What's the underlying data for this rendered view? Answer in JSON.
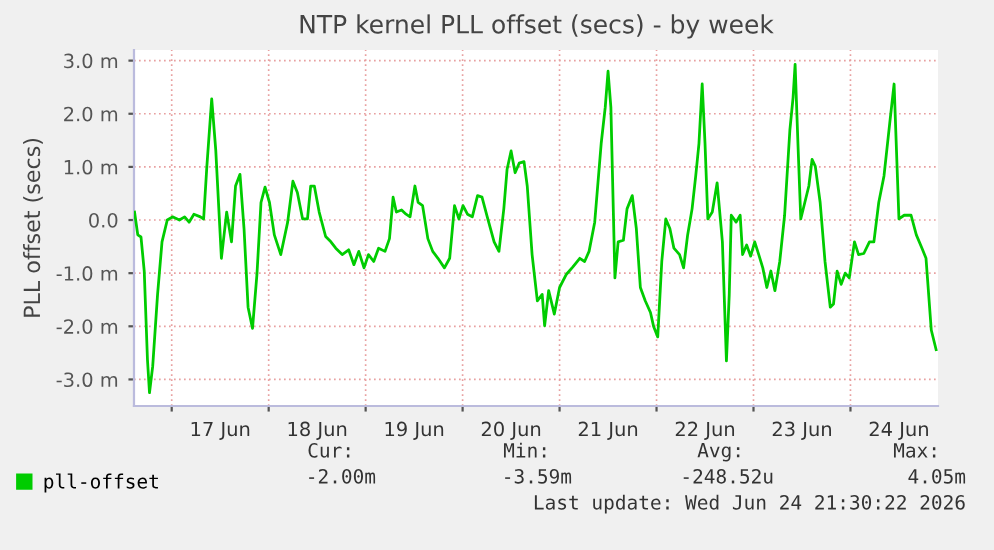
{
  "chart_data": {
    "type": "line",
    "title": "NTP kernel PLL offset (secs) - by week",
    "ylabel": "PLL offset (secs)",
    "x": [
      "2026-06-16T14:48",
      "2026-06-16T15:36",
      "2026-06-16T16:24",
      "2026-06-16T17:12",
      "2026-06-16T18:00",
      "2026-06-16T18:30",
      "2026-06-16T19:18",
      "2026-06-16T20:30",
      "2026-06-16T21:36",
      "2026-06-16T22:54",
      "2026-06-17T00:12",
      "2026-06-17T01:54",
      "2026-06-17T03:12",
      "2026-06-17T04:18",
      "2026-06-17T05:30",
      "2026-06-17T07:06",
      "2026-06-17T07:54",
      "2026-06-17T08:42",
      "2026-06-17T09:54",
      "2026-06-17T10:54",
      "2026-06-17T12:18",
      "2026-06-17T13:36",
      "2026-06-17T14:48",
      "2026-06-17T15:48",
      "2026-06-17T16:54",
      "2026-06-17T17:54",
      "2026-06-17T18:54",
      "2026-06-17T20:00",
      "2026-06-17T21:06",
      "2026-06-17T22:06",
      "2026-06-17T23:06",
      "2026-06-18T00:12",
      "2026-06-18T01:24",
      "2026-06-18T03:00",
      "2026-06-18T04:42",
      "2026-06-18T06:00",
      "2026-06-18T07:06",
      "2026-06-18T08:24",
      "2026-06-18T09:36",
      "2026-06-18T10:24",
      "2026-06-18T11:18",
      "2026-06-18T12:30",
      "2026-06-18T14:06",
      "2026-06-18T15:24",
      "2026-06-18T16:36",
      "2026-06-18T18:12",
      "2026-06-18T19:48",
      "2026-06-18T21:06",
      "2026-06-18T22:18",
      "2026-06-18T23:36",
      "2026-06-19T00:42",
      "2026-06-19T02:00",
      "2026-06-19T03:12",
      "2026-06-19T04:48",
      "2026-06-19T05:54",
      "2026-06-19T06:48",
      "2026-06-19T07:36",
      "2026-06-19T08:54",
      "2026-06-19T10:00",
      "2026-06-19T11:00",
      "2026-06-19T12:12",
      "2026-06-19T13:00",
      "2026-06-19T14:06",
      "2026-06-19T15:24",
      "2026-06-19T16:36",
      "2026-06-19T17:54",
      "2026-06-19T19:30",
      "2026-06-19T20:48",
      "2026-06-19T22:00",
      "2026-06-19T23:06",
      "2026-06-20T00:06",
      "2026-06-20T01:12",
      "2026-06-20T02:24",
      "2026-06-20T03:42",
      "2026-06-20T04:48",
      "2026-06-20T06:06",
      "2026-06-20T07:48",
      "2026-06-20T09:00",
      "2026-06-20T10:12",
      "2026-06-20T11:00",
      "2026-06-20T12:00",
      "2026-06-20T13:00",
      "2026-06-20T14:00",
      "2026-06-20T15:12",
      "2026-06-20T16:00",
      "2026-06-20T17:12",
      "2026-06-20T18:30",
      "2026-06-20T19:42",
      "2026-06-20T20:18",
      "2026-06-20T21:18",
      "2026-06-20T22:42",
      "2026-06-21T00:00",
      "2026-06-21T01:42",
      "2026-06-21T03:18",
      "2026-06-21T05:00",
      "2026-06-21T06:12",
      "2026-06-21T07:18",
      "2026-06-21T08:42",
      "2026-06-21T10:18",
      "2026-06-21T11:18",
      "2026-06-21T12:00",
      "2026-06-21T12:42",
      "2026-06-21T13:42",
      "2026-06-21T14:30",
      "2026-06-21T15:48",
      "2026-06-21T16:42",
      "2026-06-21T18:00",
      "2026-06-21T19:00",
      "2026-06-21T20:00",
      "2026-06-21T21:12",
      "2026-06-21T22:30",
      "2026-06-21T23:18",
      "2026-06-22T00:18",
      "2026-06-22T01:18",
      "2026-06-22T02:18",
      "2026-06-22T03:18",
      "2026-06-22T04:18",
      "2026-06-22T05:42",
      "2026-06-22T06:42",
      "2026-06-22T07:42",
      "2026-06-22T08:48",
      "2026-06-22T09:42",
      "2026-06-22T10:30",
      "2026-06-22T11:18",
      "2026-06-22T12:00",
      "2026-06-22T12:42",
      "2026-06-22T13:48",
      "2026-06-22T15:00",
      "2026-06-22T16:18",
      "2026-06-22T17:18",
      "2026-06-22T18:00",
      "2026-06-22T18:30",
      "2026-06-22T19:42",
      "2026-06-22T20:42",
      "2026-06-22T21:18",
      "2026-06-22T22:18",
      "2026-06-22T23:18",
      "2026-06-23T00:18",
      "2026-06-23T01:18",
      "2026-06-23T02:18",
      "2026-06-23T03:18",
      "2026-06-23T04:18",
      "2026-06-23T05:18",
      "2026-06-23T06:30",
      "2026-06-23T07:42",
      "2026-06-23T09:00",
      "2026-06-23T09:48",
      "2026-06-23T10:18",
      "2026-06-23T11:00",
      "2026-06-23T11:42",
      "2026-06-23T12:42",
      "2026-06-23T13:42",
      "2026-06-23T14:30",
      "2026-06-23T15:18",
      "2026-06-23T16:30",
      "2026-06-23T17:42",
      "2026-06-23T19:00",
      "2026-06-23T19:48",
      "2026-06-23T20:42",
      "2026-06-23T21:42",
      "2026-06-23T22:42",
      "2026-06-23T23:42",
      "2026-06-24T01:00",
      "2026-06-24T02:00",
      "2026-06-24T03:18",
      "2026-06-24T04:42",
      "2026-06-24T05:48",
      "2026-06-24T07:00",
      "2026-06-24T08:18",
      "2026-06-24T09:42",
      "2026-06-24T10:48",
      "2026-06-24T12:00",
      "2026-06-24T13:18",
      "2026-06-24T15:00",
      "2026-06-24T16:18",
      "2026-06-24T17:42",
      "2026-06-24T18:42",
      "2026-06-24T20:00",
      "2026-06-24T21:12"
    ],
    "series": [
      {
        "name": "pll-offset",
        "color": "#00cc00",
        "values": [
          0.15,
          -0.28,
          -0.32,
          -0.96,
          -2.63,
          -3.25,
          -2.75,
          -1.4,
          -0.41,
          0.0,
          0.06,
          0.0,
          0.06,
          -0.04,
          0.11,
          0.06,
          0.02,
          1.01,
          2.28,
          1.32,
          -0.72,
          0.15,
          -0.41,
          0.64,
          0.86,
          -0.16,
          -1.64,
          -2.04,
          -1.02,
          0.33,
          0.62,
          0.33,
          -0.28,
          -0.65,
          -0.04,
          0.73,
          0.52,
          0.02,
          0.02,
          0.64,
          0.64,
          0.15,
          -0.31,
          -0.41,
          -0.53,
          -0.65,
          -0.56,
          -0.84,
          -0.59,
          -0.9,
          -0.65,
          -0.78,
          -0.53,
          -0.59,
          -0.35,
          0.43,
          0.15,
          0.19,
          0.11,
          0.06,
          0.64,
          0.33,
          0.27,
          -0.35,
          -0.59,
          -0.72,
          -0.9,
          -0.72,
          0.27,
          0.02,
          0.27,
          0.11,
          0.06,
          0.46,
          0.43,
          0.06,
          -0.41,
          -0.59,
          0.21,
          0.95,
          1.3,
          0.89,
          1.07,
          1.1,
          0.64,
          -0.65,
          -1.52,
          -1.4,
          -1.99,
          -1.33,
          -1.77,
          -1.27,
          -1.02,
          -0.88,
          -0.72,
          -0.78,
          -0.59,
          -0.04,
          1.44,
          2.12,
          2.8,
          2.12,
          -1.09,
          -0.41,
          -0.38,
          0.21,
          0.46,
          -0.16,
          -1.27,
          -1.52,
          -1.74,
          -2.01,
          -2.2,
          -0.78,
          0.02,
          -0.16,
          -0.53,
          -0.65,
          -0.9,
          -0.28,
          0.21,
          0.83,
          1.44,
          2.56,
          1.44,
          0.02,
          0.15,
          0.7,
          -0.41,
          -2.65,
          -1.4,
          0.09,
          -0.04,
          0.09,
          -0.65,
          -0.47,
          -0.68,
          -0.41,
          -0.65,
          -0.9,
          -1.27,
          -0.96,
          -1.33,
          -0.78,
          0.09,
          1.69,
          2.31,
          2.93,
          1.44,
          0.02,
          0.33,
          0.64,
          1.14,
          1.01,
          0.33,
          -0.78,
          -1.64,
          -1.58,
          -0.96,
          -1.21,
          -1.0,
          -1.09,
          -0.41,
          -0.65,
          -0.63,
          -0.41,
          -0.41,
          0.33,
          0.83,
          1.81,
          2.56,
          0.02,
          0.09,
          0.09,
          -0.28,
          -0.53,
          -0.72,
          -2.07,
          -2.44
        ]
      }
    ],
    "xlim": [
      "2026-06-16T14:40",
      "2026-06-24T21:40"
    ],
    "xticks": [
      {
        "value": "2026-06-17T00:00",
        "label": null
      },
      {
        "value": "2026-06-17T12:00",
        "label": "17 Jun"
      },
      {
        "value": "2026-06-18T00:00",
        "label": null
      },
      {
        "value": "2026-06-18T12:00",
        "label": "18 Jun"
      },
      {
        "value": "2026-06-19T00:00",
        "label": null
      },
      {
        "value": "2026-06-19T12:00",
        "label": "19 Jun"
      },
      {
        "value": "2026-06-20T00:00",
        "label": null
      },
      {
        "value": "2026-06-20T12:00",
        "label": "20 Jun"
      },
      {
        "value": "2026-06-21T00:00",
        "label": null
      },
      {
        "value": "2026-06-21T12:00",
        "label": "21 Jun"
      },
      {
        "value": "2026-06-22T00:00",
        "label": null
      },
      {
        "value": "2026-06-22T12:00",
        "label": "22 Jun"
      },
      {
        "value": "2026-06-23T00:00",
        "label": null
      },
      {
        "value": "2026-06-23T12:00",
        "label": "23 Jun"
      },
      {
        "value": "2026-06-24T00:00",
        "label": null
      },
      {
        "value": "2026-06-24T12:00",
        "label": "24 Jun"
      }
    ],
    "ylim": [
      -3.5,
      3.2
    ],
    "yticks": [
      {
        "value": -3,
        "label": "-3.0 m"
      },
      {
        "value": -2,
        "label": "-2.0 m"
      },
      {
        "value": -1,
        "label": "-1.0 m"
      },
      {
        "value": 0,
        "label": "0.0"
      },
      {
        "value": 1,
        "label": "1.0 m"
      },
      {
        "value": 2,
        "label": "2.0 m"
      },
      {
        "value": 3,
        "label": "3.0 m"
      }
    ],
    "grid": true,
    "legend": "bottom",
    "annotations": [
      "Cur:",
      "Min:",
      "Avg:",
      "Max:",
      "-2.00m",
      "-3.59m",
      "-248.52u",
      "4.05m",
      "Last update: Wed Jun 24 21:30:22 2026"
    ]
  }
}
==========
Your answer should be one number: how many lines in the material above contain the string "secs".

RESULT ::
2